### The exercise
Give the material once more, word for word, without any images.

----- Extracted entries -----

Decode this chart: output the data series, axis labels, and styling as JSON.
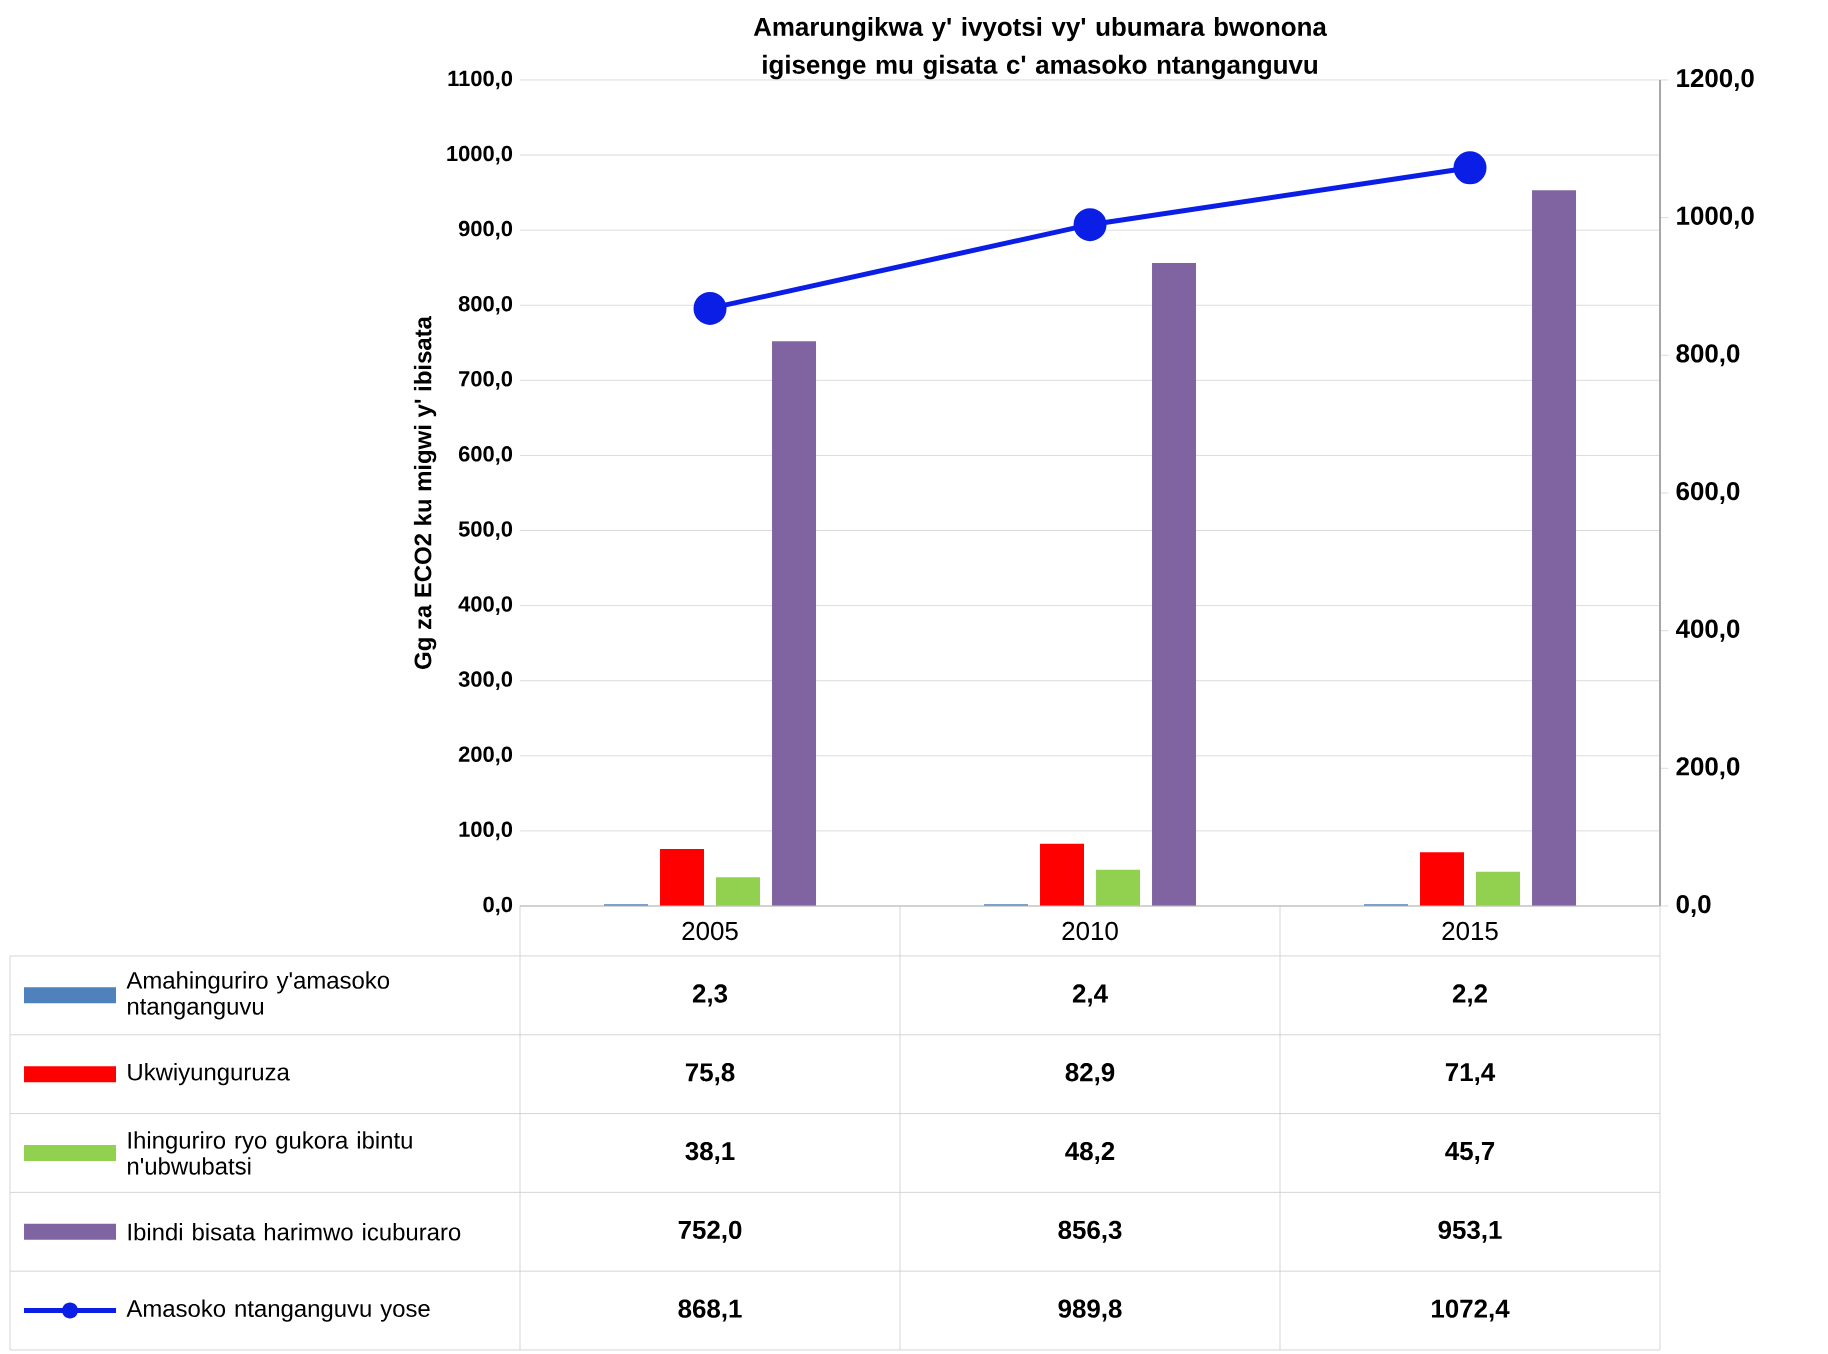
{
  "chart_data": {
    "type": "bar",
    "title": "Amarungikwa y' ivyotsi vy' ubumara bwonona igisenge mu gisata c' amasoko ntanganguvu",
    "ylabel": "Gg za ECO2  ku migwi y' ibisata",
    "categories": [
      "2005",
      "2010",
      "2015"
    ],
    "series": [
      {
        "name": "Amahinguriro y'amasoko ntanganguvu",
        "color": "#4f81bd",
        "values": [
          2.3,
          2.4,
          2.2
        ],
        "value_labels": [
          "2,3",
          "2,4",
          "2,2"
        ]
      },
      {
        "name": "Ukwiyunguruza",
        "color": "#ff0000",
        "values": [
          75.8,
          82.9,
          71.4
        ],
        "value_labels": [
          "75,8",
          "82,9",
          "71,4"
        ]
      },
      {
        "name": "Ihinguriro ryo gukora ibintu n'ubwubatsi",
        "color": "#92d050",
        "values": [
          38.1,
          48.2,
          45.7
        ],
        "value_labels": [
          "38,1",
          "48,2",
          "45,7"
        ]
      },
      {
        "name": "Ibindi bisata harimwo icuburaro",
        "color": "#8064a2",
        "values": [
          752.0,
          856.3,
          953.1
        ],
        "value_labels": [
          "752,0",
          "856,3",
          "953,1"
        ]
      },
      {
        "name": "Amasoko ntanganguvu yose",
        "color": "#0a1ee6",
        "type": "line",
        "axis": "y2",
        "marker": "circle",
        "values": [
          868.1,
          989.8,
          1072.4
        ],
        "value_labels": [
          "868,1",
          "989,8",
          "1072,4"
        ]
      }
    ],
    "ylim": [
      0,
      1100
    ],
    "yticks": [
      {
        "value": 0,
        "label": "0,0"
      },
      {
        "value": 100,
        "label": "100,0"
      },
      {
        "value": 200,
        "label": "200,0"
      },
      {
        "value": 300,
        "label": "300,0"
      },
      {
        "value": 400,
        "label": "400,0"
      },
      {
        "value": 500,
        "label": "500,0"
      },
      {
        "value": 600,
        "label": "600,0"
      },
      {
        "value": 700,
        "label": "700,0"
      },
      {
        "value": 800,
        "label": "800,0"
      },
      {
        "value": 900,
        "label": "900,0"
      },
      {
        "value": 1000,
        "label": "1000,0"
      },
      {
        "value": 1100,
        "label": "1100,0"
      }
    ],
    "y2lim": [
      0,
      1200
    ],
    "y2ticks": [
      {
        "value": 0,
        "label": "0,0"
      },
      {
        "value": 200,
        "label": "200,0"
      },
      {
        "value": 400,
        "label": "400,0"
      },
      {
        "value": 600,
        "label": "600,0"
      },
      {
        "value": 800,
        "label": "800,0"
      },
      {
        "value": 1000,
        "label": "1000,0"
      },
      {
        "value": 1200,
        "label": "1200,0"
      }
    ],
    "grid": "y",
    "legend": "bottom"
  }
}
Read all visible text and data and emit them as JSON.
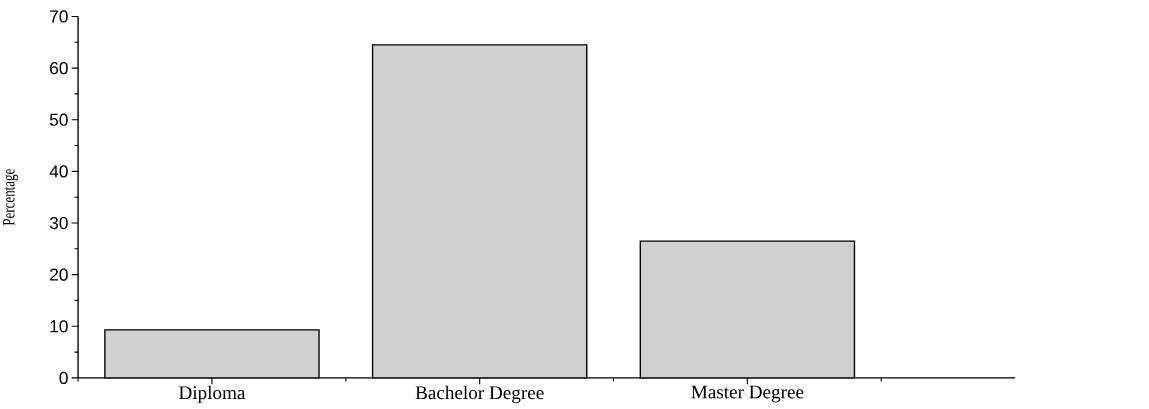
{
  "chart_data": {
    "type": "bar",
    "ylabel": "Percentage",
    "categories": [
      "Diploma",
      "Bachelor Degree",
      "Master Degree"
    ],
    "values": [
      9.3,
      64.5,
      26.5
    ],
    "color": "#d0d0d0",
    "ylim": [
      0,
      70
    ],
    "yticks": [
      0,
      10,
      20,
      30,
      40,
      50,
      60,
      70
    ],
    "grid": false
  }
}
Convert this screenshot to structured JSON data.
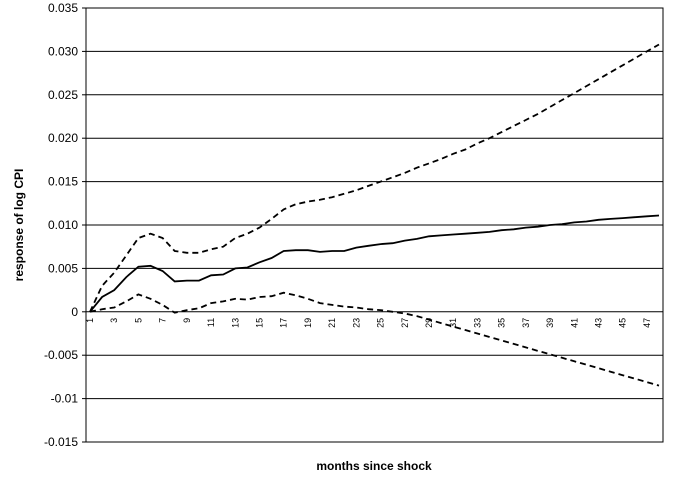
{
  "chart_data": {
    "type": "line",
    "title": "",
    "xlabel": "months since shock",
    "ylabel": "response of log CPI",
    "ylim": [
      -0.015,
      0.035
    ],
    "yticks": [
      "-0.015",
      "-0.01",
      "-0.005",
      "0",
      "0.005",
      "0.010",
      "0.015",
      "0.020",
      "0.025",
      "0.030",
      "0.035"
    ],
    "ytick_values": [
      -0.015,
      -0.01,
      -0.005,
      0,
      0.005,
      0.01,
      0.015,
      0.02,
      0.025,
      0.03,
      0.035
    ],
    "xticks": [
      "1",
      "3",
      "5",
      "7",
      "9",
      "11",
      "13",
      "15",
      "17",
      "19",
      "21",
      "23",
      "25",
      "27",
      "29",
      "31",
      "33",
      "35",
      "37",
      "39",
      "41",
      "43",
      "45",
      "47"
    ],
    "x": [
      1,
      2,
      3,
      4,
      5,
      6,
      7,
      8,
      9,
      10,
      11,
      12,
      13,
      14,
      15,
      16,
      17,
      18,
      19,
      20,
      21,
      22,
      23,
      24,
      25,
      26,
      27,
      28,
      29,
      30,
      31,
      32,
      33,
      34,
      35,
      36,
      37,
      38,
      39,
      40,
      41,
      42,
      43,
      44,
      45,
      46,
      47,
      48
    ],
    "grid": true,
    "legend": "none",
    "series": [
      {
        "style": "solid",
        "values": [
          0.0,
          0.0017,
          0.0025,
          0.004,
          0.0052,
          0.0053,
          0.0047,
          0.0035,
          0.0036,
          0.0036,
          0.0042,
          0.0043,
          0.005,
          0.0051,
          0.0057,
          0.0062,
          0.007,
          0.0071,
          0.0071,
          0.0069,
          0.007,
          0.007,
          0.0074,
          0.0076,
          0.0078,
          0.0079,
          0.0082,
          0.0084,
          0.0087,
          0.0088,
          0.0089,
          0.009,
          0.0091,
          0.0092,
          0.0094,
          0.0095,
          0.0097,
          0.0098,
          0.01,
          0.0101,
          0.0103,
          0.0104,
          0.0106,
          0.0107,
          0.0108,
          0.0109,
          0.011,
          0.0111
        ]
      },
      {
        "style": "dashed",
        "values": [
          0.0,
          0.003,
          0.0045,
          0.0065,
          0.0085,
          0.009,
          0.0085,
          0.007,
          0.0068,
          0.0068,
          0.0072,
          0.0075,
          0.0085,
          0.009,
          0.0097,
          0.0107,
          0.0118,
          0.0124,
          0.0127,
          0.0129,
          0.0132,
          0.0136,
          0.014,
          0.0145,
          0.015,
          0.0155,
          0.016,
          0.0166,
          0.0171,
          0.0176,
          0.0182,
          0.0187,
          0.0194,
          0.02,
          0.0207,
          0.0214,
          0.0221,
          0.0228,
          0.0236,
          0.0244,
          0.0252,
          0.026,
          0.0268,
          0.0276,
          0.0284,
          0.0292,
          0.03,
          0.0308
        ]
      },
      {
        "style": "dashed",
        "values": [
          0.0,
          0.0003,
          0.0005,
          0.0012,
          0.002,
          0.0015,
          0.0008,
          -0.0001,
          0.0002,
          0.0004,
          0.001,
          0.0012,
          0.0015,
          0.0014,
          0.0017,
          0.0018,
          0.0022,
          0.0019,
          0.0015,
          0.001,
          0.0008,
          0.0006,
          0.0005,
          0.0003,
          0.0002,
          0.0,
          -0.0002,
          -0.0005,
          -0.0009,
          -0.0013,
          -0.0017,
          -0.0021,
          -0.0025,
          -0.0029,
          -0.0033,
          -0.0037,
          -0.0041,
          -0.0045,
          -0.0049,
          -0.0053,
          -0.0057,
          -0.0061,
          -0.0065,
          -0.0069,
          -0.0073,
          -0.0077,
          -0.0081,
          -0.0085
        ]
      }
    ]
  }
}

-----

### Task result
Decode this chart: output the data series, axis labels, and styling as JSON.
{
  "chart_data": {
    "type": "bar",
    "title": "Amarungikwa y' ivyotsi vy' ubumara bwonona igisenge mu gisata c' amasoko ntanganguvu",
    "ylabel": "Gg za ECO2  ku migwi y' ibisata",
    "categories": [
      "2005",
      "2010",
      "2015"
    ],
    "series": [
      {
        "name": "Amahinguriro y'amasoko ntanganguvu",
        "color": "#4f81bd",
        "values": [
          2.3,
          2.4,
          2.2
        ],
        "value_labels": [
          "2,3",
          "2,4",
          "2,2"
        ]
      },
      {
        "name": "Ukwiyunguruza",
        "color": "#ff0000",
        "values": [
          75.8,
          82.9,
          71.4
        ],
        "value_labels": [
          "75,8",
          "82,9",
          "71,4"
        ]
      },
      {
        "name": "Ihinguriro ryo gukora ibintu n'ubwubatsi",
        "color": "#92d050",
        "values": [
          38.1,
          48.2,
          45.7
        ],
        "value_labels": [
          "38,1",
          "48,2",
          "45,7"
        ]
      },
      {
        "name": "Ibindi bisata harimwo icuburaro",
        "color": "#8064a2",
        "values": [
          752.0,
          856.3,
          953.1
        ],
        "value_labels": [
          "752,0",
          "856,3",
          "953,1"
        ]
      },
      {
        "name": "Amasoko ntanganguvu yose",
        "color": "#0a1ee6",
        "type": "line",
        "axis": "y2",
        "marker": "circle",
        "values": [
          868.1,
          989.8,
          1072.4
        ],
        "value_labels": [
          "868,1",
          "989,8",
          "1072,4"
        ]
      }
    ],
    "ylim": [
      0,
      1100
    ],
    "yticks": [
      {
        "value": 0,
        "label": "0,0"
      },
      {
        "value": 100,
        "label": "100,0"
      },
      {
        "value": 200,
        "label": "200,0"
      },
      {
        "value": 300,
        "label": "300,0"
      },
      {
        "value": 400,
        "label": "400,0"
      },
      {
        "value": 500,
        "label": "500,0"
      },
      {
        "value": 600,
        "label": "600,0"
      },
      {
        "value": 700,
        "label": "700,0"
      },
      {
        "value": 800,
        "label": "800,0"
      },
      {
        "value": 900,
        "label": "900,0"
      },
      {
        "value": 1000,
        "label": "1000,0"
      },
      {
        "value": 1100,
        "label": "1100,0"
      }
    ],
    "y2lim": [
      0,
      1200
    ],
    "y2ticks": [
      {
        "value": 0,
        "label": "0,0"
      },
      {
        "value": 200,
        "label": "200,0"
      },
      {
        "value": 400,
        "label": "400,0"
      },
      {
        "value": 600,
        "label": "600,0"
      },
      {
        "value": 800,
        "label": "800,0"
      },
      {
        "value": 1000,
        "label": "1000,0"
      },
      {
        "value": 1200,
        "label": "1200,0"
      }
    ],
    "grid": "y",
    "legend": "bottom"
  }
}
Read all visible text and data and emit them as JSON.
{
  "chart_data": {
    "type": "bar",
    "ylabel": "Percentage",
    "categories": [
      "Diploma",
      "Bachelor Degree",
      "Master Degree"
    ],
    "values": [
      9.3,
      64.5,
      26.5
    ],
    "color": "#d0d0d0",
    "ylim": [
      0,
      70
    ],
    "yticks": [
      0,
      10,
      20,
      30,
      40,
      50,
      60,
      70
    ],
    "grid": false
  }
}
Convert this screenshot to structured JSON data.
{
  "chart_data": {
    "type": "line",
    "title": "",
    "xlabel": "months since shock",
    "ylabel": "response of log CPI",
    "ylim": [
      -0.015,
      0.035
    ],
    "yticks": [
      "-0.015",
      "-0.01",
      "-0.005",
      "0",
      "0.005",
      "0.010",
      "0.015",
      "0.020",
      "0.025",
      "0.030",
      "0.035"
    ],
    "ytick_values": [
      -0.015,
      -0.01,
      -0.005,
      0,
      0.005,
      0.01,
      0.015,
      0.02,
      0.025,
      0.03,
      0.035
    ],
    "xticks": [
      "1",
      "3",
      "5",
      "7",
      "9",
      "11",
      "13",
      "15",
      "17",
      "19",
      "21",
      "23",
      "25",
      "27",
      "29",
      "31",
      "33",
      "35",
      "37",
      "39",
      "41",
      "43",
      "45",
      "47"
    ],
    "x": [
      1,
      2,
      3,
      4,
      5,
      6,
      7,
      8,
      9,
      10,
      11,
      12,
      13,
      14,
      15,
      16,
      17,
      18,
      19,
      20,
      21,
      22,
      23,
      24,
      25,
      26,
      27,
      28,
      29,
      30,
      31,
      32,
      33,
      34,
      35,
      36,
      37,
      38,
      39,
      40,
      41,
      42,
      43,
      44,
      45,
      46,
      47,
      48
    ],
    "grid": true,
    "legend": "none",
    "series": [
      {
        "style": "solid",
        "values": [
          0.0,
          0.0017,
          0.0025,
          0.004,
          0.0052,
          0.0053,
          0.0047,
          0.0035,
          0.0036,
          0.0036,
          0.0042,
          0.0043,
          0.005,
          0.0051,
          0.0057,
          0.0062,
          0.007,
          0.0071,
          0.0071,
          0.0069,
          0.007,
          0.007,
          0.0074,
          0.0076,
          0.0078,
          0.0079,
          0.0082,
          0.0084,
          0.0087,
          0.0088,
          0.0089,
          0.009,
          0.0091,
          0.0092,
          0.0094,
          0.0095,
          0.0097,
          0.0098,
          0.01,
          0.0101,
          0.0103,
          0.0104,
          0.0106,
          0.0107,
          0.0108,
          0.0109,
          0.011,
          0.0111
        ]
      },
      {
        "style": "dashed",
        "values": [
          0.0,
          0.003,
          0.0045,
          0.0065,
          0.0085,
          0.009,
          0.0085,
          0.007,
          0.0068,
          0.0068,
          0.0072,
          0.0075,
          0.0085,
          0.009,
          0.0097,
          0.0107,
          0.0118,
          0.0124,
          0.0127,
          0.0129,
          0.0132,
          0.0136,
          0.014,
          0.0145,
          0.015,
          0.0155,
          0.016,
          0.0166,
          0.0171,
          0.0176,
          0.0182,
          0.0187,
          0.0194,
          0.02,
          0.0207,
          0.0214,
          0.0221,
          0.0228,
          0.0236,
          0.0244,
          0.0252,
          0.026,
          0.0268,
          0.0276,
          0.0284,
          0.0292,
          0.03,
          0.0308
        ]
      },
      {
        "style": "dashed",
        "values": [
          0.0,
          0.0003,
          0.0005,
          0.0012,
          0.002,
          0.0015,
          0.0008,
          -0.0001,
          0.0002,
          0.0004,
          0.001,
          0.0012,
          0.0015,
          0.0014,
          0.0017,
          0.0018,
          0.0022,
          0.0019,
          0.0015,
          0.001,
          0.0008,
          0.0006,
          0.0005,
          0.0003,
          0.0002,
          0.0,
          -0.0002,
          -0.0005,
          -0.0009,
          -0.0013,
          -0.0017,
          -0.0021,
          -0.0025,
          -0.0029,
          -0.0033,
          -0.0037,
          -0.0041,
          -0.0045,
          -0.0049,
          -0.0053,
          -0.0057,
          -0.0061,
          -0.0065,
          -0.0069,
          -0.0073,
          -0.0077,
          -0.0081,
          -0.0085
        ]
      }
    ]
  }
}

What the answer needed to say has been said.